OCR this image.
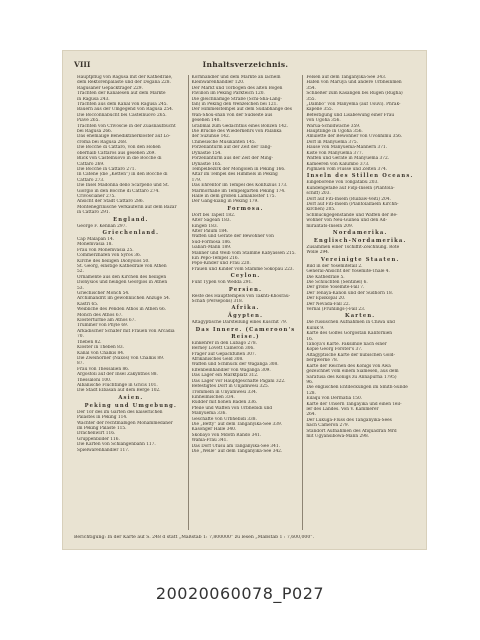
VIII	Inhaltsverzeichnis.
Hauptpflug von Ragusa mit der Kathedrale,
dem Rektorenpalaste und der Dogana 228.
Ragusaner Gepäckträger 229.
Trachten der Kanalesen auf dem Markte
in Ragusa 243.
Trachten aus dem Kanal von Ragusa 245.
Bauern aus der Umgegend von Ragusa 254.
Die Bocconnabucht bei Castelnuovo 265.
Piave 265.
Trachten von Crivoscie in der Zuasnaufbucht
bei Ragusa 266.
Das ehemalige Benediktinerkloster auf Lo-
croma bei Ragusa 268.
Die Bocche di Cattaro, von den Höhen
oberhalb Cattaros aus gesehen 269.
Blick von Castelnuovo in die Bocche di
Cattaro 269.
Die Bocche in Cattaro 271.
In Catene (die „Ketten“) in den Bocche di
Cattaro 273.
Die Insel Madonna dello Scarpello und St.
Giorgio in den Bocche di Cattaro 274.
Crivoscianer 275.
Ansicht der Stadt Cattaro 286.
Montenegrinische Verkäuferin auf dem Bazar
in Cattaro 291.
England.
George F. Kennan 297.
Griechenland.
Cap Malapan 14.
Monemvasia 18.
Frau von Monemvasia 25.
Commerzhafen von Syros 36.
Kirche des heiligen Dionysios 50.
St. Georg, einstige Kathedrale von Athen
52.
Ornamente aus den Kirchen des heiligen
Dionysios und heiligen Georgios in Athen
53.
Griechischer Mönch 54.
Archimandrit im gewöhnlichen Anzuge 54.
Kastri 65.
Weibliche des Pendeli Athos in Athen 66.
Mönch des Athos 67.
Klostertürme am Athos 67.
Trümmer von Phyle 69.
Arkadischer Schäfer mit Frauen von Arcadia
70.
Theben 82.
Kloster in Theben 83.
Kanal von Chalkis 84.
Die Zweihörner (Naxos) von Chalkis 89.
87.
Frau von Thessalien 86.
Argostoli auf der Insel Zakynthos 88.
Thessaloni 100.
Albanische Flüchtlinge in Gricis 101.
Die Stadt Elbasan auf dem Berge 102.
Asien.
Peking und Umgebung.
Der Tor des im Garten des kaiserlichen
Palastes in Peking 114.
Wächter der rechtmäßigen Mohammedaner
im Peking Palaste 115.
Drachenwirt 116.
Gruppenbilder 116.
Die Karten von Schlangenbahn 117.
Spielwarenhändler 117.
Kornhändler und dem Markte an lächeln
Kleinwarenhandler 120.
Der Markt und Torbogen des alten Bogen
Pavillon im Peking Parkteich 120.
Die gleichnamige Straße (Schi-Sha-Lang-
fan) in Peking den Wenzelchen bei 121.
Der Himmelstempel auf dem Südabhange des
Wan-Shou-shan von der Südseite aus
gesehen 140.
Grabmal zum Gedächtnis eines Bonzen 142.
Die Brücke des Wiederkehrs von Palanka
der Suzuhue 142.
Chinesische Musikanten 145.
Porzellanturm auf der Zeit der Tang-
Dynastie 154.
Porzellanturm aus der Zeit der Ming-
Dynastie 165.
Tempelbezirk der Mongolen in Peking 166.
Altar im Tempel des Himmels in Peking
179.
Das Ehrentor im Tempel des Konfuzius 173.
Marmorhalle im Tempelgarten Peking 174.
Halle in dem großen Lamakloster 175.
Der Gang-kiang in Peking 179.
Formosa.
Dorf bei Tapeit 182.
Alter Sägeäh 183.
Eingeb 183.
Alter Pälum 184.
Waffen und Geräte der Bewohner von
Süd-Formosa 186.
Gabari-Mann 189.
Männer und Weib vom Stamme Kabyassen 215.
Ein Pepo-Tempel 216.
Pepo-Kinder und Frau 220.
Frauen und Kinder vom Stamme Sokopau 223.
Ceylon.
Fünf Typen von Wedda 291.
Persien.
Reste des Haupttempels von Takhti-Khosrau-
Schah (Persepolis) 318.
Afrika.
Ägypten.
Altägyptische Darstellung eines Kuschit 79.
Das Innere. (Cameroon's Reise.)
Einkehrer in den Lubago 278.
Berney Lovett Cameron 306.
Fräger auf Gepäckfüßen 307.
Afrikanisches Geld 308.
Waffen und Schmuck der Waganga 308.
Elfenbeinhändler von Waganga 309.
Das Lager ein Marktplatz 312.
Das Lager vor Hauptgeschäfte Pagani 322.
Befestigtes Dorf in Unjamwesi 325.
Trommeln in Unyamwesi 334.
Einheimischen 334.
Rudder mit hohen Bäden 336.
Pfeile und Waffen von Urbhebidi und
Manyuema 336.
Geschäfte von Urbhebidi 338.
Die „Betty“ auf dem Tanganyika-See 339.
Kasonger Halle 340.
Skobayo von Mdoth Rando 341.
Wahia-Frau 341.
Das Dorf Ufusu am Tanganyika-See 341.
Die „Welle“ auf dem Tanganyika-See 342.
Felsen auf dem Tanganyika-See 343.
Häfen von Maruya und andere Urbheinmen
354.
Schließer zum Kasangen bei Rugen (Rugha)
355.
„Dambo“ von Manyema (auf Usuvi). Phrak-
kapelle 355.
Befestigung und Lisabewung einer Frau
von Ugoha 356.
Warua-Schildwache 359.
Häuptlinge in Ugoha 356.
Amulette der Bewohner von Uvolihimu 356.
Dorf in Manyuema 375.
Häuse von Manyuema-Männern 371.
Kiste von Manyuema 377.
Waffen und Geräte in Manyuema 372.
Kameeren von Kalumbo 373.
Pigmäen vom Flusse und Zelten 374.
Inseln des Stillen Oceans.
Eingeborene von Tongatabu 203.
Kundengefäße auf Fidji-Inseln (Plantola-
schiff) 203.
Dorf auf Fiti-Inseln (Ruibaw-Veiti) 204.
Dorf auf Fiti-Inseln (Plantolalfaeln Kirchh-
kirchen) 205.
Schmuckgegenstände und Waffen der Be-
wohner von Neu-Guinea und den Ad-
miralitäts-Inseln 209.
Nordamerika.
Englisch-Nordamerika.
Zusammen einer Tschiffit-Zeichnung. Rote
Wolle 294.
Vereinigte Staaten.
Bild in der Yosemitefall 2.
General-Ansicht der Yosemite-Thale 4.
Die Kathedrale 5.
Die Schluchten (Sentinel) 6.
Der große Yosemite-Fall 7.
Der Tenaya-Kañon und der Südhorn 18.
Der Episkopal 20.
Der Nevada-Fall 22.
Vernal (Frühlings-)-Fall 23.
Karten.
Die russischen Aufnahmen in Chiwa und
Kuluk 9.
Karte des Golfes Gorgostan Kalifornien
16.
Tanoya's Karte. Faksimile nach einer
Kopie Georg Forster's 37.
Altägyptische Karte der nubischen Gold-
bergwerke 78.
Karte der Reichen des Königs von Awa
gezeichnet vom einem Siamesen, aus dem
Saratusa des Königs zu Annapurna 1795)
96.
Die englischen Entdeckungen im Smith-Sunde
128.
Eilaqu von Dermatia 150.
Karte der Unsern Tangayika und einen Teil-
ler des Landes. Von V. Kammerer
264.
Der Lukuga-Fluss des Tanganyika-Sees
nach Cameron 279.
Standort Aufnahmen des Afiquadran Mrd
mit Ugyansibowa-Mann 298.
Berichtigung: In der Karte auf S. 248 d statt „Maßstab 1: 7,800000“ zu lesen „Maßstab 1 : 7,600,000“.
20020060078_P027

^^^^

### REQUIRED TASK
All entries are to be retyped exactly. Omit any embedded images.

### TASK SOLUTION
OCR this image.
VIII	Inhaltsverzeichnis.
Hauptpflug von Ragusa mit der Kathedrale,
dem Rektorenpalaste und der Dogana 228.
Ragusaner Gepäckträger 229.
Trachten der Kanalesen auf dem Markte
in Ragusa 243.
Trachten aus dem Kanal von Ragusa 245.
Bauern aus der Umgegend von Ragusa 254.
Die Bocconnabucht bei Castelnuovo 265.
Piave 265.
Trachten von Crivoscie in der Zuasnaufbucht
bei Ragusa 266.
Das ehemalige Benediktinerkloster auf Lo-
croma bei Ragusa 268.
Die Bocche di Cattaro, von den Höhen
oberhalb Cattaros aus gesehen 269.
Blick von Castelnuovo in die Bocche di
Cattaro 269.
Die Bocche in Cattaro 271.
In Catene (die „Ketten“) in den Bocche di
Cattaro 273.
Die Insel Madonna dello Scarpello und St.
Giorgio in den Bocche di Cattaro 274.
Crivoscianer 275.
Ansicht der Stadt Cattaro 286.
Montenegrinische Verkäuferin auf dem Bazar
in Cattaro 291.
England.
George F. Kennan 297.
Griechenland.
Cap Malapan 14.
Monemvasia 18.
Frau von Monemvasia 25.
Commerzhafen von Syros 36.
Kirche des heiligen Dionysios 50.
St. Georg, einstige Kathedrale von Athen
52.
Ornamente aus den Kirchen des heiligen
Dionysios und heiligen Georgios in Athen
53.
Griechischer Mönch 54.
Archimandrit im gewöhnlichen Anzuge 54.
Kastri 65.
Weibliche des Pendeli Athos in Athen 66.
Mönch des Athos 67.
Klostertürme am Athos 67.
Trümmer von Phyle 69.
Arkadischer Schäfer mit Frauen von Arcadia
70.
Theben 82.
Kloster in Theben 83.
Kanal von Chalkis 84.
Die Zweihörner (Naxos) von Chalkis 89.
87.
Frau von Thessalien 86.
Argostoli auf der Insel Zakynthos 88.
Thessaloni 100.
Albanische Flüchtlinge in Gricis 101.
Die Stadt Elbasan auf dem Berge 102.
Asien.
Peking und Umgebung.
Der Tor des im Garten des kaiserlichen
Palastes in Peking 114.
Wächter der rechtmäßigen Mohammedaner
im Peking Palaste 115.
Drachenwirt 116.
Gruppenbilder 116.
Die Karten von Schlangenbahn 117.
Spielwarenhändler 117.
Kornhändler und dem Markte an lächeln
Kleinwarenhandler 120.
Der Markt und Torbogen des alten Bogen
Pavillon im Peking Parkteich 120.
Die gleichnamige Straße (Schi-Sha-Lang-
fan) in Peking den Wenzelchen bei 121.
Der Himmelstempel auf dem Südabhange des
Wan-Shou-shan von der Südseite aus
gesehen 140.
Grabmal zum Gedächtnis eines Bonzen 142.
Die Brücke des Wiederkehrs von Palanka
der Suzuhue 142.
Chinesische Musikanten 145.
Porzellanturm auf der Zeit der Tang-
Dynastie 154.
Porzellanturm aus der Zeit der Ming-
Dynastie 165.
Tempelbezirk der Mongolen in Peking 166.
Altar im Tempel des Himmels in Peking
179.
Das Ehrentor im Tempel des Konfuzius 173.
Marmorhalle im Tempelgarten Peking 174.
Halle in dem großen Lamakloster 175.
Der Gang-kiang in Peking 179.
Formosa.
Dorf bei Tapeit 182.
Alter Sägeäh 183.
Eingeb 183.
Alter Pälum 184.
Waffen und Geräte der Bewohner von
Süd-Formosa 186.
Gabari-Mann 189.
Männer und Weib vom Stamme Kabyassen 215.
Ein Pepo-Tempel 216.
Pepo-Kinder und Frau 220.
Frauen und Kinder vom Stamme Sokopau 223.
Ceylon.
Fünf Typen von Wedda 291.
Persien.
Reste des Haupttempels von Takhti-Khosrau-
Schah (Persepolis) 318.
Afrika.
Ägypten.
Altägyptische Darstellung eines Kuschit 79.
Das Innere. (Cameroon's Reise.)
Einkehrer in den Lubago 278.
Berney Lovett Cameron 306.
Fräger auf Gepäckfüßen 307.
Afrikanisches Geld 308.
Waffen und Schmuck der Waganga 308.
Elfenbeinhändler von Waganga 309.
Das Lager ein Marktplatz 312.
Das Lager vor Hauptgeschäfte Pagani 322.
Befestigtes Dorf in Unjamwesi 325.
Trommeln in Unyamwesi 334.
Einheimischen 334.
Rudder mit hohen Bäden 336.
Pfeile und Waffen von Urbhebidi und
Manyuema 336.
Geschäfte von Urbhebidi 338.
Die „Betty“ auf dem Tanganyika-See 339.
Kasonger Halle 340.
Skobayo von Mdoth Rando 341.
Wahia-Frau 341.
Das Dorf Ufusu am Tanganyika-See 341.
Die „Welle“ auf dem Tanganyika-See 342.
Felsen auf dem Tanganyika-See 343.
Häfen von Maruya und andere Urbheinmen
354.
Schließer zum Kasangen bei Rugen (Rugha)
355.
„Dambo“ von Manyema (auf Usuvi). Phrak-
kapelle 355.
Befestigung und Lisabewung einer Frau
von Ugoha 356.
Warua-Schildwache 359.
Häuptlinge in Ugoha 356.
Amulette der Bewohner von Uvolihimu 356.
Dorf in Manyuema 375.
Häuse von Manyuema-Männern 371.
Kiste von Manyuema 377.
Waffen und Geräte in Manyuema 372.
Kameeren von Kalumbo 373.
Pigmäen vom Flusse und Zelten 374.
Inseln des Stillen Oceans.
Eingeborene von Tongatabu 203.
Kundengefäße auf Fidji-Inseln (Plantola-
schiff) 203.
Dorf auf Fiti-Inseln (Ruibaw-Veiti) 204.
Dorf auf Fiti-Inseln (Plantolalfaeln Kirchh-
kirchen) 205.
Schmuckgegenstände und Waffen der Be-
wohner von Neu-Guinea und den Ad-
miralitäts-Inseln 209.
Nordamerika.
Englisch-Nordamerika.
Zusammen einer Tschiffit-Zeichnung. Rote
Wolle 294.
Vereinigte Staaten.
Bild in der Yosemitefall 2.
General-Ansicht der Yosemite-Thale 4.
Die Kathedrale 5.
Die Schluchten (Sentinel) 6.
Der große Yosemite-Fall 7.
Der Tenaya-Kañon und der Südhorn 18.
Der Episkopal 20.
Der Nevada-Fall 22.
Vernal (Frühlings-)-Fall 23.
Karten.
Die russischen Aufnahmen in Chiwa und
Kuluk 9.
Karte des Golfes Gorgostan Kalifornien
16.
Tanoya's Karte. Faksimile nach einer
Kopie Georg Forster's 37.
Altägyptische Karte der nubischen Gold-
bergwerke 78.
Karte der Reichen des Königs von Awa
gezeichnet vom einem Siamesen, aus dem
Saratusa des Königs zu Annapurna 1795)
96.
Die englischen Entdeckungen im Smith-Sunde
128.
Eilaqu von Dermatia 150.
Karte der Unsern Tangayika und einen Teil-
ler des Landes. Von V. Kammerer
264.
Der Lukuga-Fluss des Tanganyika-Sees
nach Cameron 279.
Standort Aufnahmen des Afiquadran Mrd
mit Ugyansibowa-Mann 298.
Berichtigung: In der Karte auf S. 248 d statt „Maßstab 1: 7,800000“ zu lesen „Maßstab 1 : 7,600,000“.
20020060078_P027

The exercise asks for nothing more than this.